Gather every line of the entries that includes the word "Mean".

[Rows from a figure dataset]
- - -
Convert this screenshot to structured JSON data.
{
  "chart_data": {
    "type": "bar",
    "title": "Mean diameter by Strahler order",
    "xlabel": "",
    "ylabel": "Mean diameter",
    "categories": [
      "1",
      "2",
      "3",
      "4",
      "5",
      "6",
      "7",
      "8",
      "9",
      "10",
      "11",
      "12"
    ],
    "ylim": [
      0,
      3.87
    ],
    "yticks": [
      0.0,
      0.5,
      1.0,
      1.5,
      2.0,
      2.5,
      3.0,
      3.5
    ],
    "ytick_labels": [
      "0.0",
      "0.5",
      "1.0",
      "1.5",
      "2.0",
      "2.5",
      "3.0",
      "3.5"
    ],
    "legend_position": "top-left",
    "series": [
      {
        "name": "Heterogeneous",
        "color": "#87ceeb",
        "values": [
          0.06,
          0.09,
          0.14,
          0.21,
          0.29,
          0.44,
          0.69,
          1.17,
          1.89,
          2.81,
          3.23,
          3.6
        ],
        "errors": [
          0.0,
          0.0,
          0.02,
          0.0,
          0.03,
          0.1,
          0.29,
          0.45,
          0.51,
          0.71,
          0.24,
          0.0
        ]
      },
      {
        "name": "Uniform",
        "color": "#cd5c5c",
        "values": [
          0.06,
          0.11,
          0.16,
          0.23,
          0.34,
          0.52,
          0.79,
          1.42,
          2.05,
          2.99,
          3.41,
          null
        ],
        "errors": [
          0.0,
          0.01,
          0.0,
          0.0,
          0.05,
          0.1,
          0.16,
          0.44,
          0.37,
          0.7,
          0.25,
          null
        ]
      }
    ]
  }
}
- - -
FINISHED TASK:
    "title": "Mean diameter by Strahler order",
    "ylabel": "Mean diameter",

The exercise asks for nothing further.